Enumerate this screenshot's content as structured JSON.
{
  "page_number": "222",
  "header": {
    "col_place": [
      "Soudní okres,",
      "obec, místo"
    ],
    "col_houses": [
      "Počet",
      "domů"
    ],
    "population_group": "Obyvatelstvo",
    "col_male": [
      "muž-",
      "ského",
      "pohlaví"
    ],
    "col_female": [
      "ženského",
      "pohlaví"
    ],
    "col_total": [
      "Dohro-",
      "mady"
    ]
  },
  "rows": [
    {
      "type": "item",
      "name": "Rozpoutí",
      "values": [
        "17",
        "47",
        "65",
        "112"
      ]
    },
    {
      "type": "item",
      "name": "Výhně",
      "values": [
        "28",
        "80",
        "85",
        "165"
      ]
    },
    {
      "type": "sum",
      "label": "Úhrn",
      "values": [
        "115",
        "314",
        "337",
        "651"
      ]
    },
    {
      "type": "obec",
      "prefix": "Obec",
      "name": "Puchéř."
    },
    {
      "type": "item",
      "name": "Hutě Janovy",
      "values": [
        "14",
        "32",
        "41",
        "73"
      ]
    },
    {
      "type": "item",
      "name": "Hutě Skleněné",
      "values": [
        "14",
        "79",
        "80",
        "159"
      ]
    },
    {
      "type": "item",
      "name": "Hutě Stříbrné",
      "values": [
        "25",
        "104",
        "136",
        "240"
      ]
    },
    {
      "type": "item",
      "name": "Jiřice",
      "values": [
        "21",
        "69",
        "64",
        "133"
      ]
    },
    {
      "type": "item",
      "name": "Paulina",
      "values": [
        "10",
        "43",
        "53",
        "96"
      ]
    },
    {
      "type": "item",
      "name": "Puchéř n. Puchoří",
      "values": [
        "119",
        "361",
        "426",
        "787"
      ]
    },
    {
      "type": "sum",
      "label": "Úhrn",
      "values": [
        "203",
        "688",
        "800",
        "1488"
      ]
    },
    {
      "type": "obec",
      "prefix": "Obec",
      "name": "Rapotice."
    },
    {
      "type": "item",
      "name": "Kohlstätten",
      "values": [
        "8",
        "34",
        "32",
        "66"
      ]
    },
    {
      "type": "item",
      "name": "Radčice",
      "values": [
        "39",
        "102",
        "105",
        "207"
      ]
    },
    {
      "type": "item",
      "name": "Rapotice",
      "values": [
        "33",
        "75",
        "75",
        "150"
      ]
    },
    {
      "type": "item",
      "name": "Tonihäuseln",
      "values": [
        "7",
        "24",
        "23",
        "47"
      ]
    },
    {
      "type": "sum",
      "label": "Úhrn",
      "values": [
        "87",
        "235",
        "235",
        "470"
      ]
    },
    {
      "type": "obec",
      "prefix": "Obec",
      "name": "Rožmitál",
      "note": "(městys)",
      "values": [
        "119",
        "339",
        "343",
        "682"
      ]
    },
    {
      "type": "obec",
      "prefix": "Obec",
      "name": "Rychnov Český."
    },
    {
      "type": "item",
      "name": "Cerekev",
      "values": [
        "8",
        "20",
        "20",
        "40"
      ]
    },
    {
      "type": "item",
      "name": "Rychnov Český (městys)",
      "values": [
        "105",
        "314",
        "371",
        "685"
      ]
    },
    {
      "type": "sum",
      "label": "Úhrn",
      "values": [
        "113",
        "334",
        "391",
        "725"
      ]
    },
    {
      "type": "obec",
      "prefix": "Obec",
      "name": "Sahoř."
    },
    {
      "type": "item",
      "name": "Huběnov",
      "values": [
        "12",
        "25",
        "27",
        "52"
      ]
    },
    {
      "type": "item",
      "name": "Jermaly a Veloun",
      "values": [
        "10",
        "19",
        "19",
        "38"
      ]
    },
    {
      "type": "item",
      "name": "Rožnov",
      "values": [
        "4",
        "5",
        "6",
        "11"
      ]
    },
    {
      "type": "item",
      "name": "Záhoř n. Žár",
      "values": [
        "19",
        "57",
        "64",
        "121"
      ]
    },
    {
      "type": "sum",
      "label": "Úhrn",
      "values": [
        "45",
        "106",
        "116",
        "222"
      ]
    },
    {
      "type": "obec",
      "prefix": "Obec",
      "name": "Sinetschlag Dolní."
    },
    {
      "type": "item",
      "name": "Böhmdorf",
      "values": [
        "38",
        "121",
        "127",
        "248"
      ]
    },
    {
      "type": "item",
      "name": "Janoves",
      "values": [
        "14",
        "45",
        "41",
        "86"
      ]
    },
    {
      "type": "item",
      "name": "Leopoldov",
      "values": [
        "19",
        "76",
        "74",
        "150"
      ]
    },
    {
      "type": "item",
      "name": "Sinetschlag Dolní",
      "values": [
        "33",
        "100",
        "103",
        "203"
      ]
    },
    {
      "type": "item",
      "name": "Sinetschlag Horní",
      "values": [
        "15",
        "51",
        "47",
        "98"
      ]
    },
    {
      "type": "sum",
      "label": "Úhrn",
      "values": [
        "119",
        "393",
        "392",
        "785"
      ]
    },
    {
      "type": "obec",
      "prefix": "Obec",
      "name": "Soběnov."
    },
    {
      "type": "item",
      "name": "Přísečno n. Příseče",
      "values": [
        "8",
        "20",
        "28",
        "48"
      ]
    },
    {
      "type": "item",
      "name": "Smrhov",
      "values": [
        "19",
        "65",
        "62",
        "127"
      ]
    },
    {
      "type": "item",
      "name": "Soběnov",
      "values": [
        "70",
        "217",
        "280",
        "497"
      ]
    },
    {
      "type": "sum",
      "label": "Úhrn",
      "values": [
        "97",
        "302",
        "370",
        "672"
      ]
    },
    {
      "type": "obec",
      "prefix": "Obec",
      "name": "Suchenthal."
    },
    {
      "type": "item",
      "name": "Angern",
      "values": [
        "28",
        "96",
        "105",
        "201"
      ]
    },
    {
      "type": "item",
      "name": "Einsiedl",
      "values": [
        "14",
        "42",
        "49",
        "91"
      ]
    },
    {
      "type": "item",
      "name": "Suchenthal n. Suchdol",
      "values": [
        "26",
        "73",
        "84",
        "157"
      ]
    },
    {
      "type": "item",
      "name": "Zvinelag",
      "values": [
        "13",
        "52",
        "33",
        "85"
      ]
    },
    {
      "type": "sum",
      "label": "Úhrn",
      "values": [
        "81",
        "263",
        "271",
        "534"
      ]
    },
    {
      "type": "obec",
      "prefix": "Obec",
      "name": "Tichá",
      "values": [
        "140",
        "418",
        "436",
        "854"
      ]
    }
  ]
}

What the exercise asks> Select every line of the material above holding the word "městys" and copy it.

Written response>
      "note": "(městys)",
      "name": "Rychnov Český (městys)",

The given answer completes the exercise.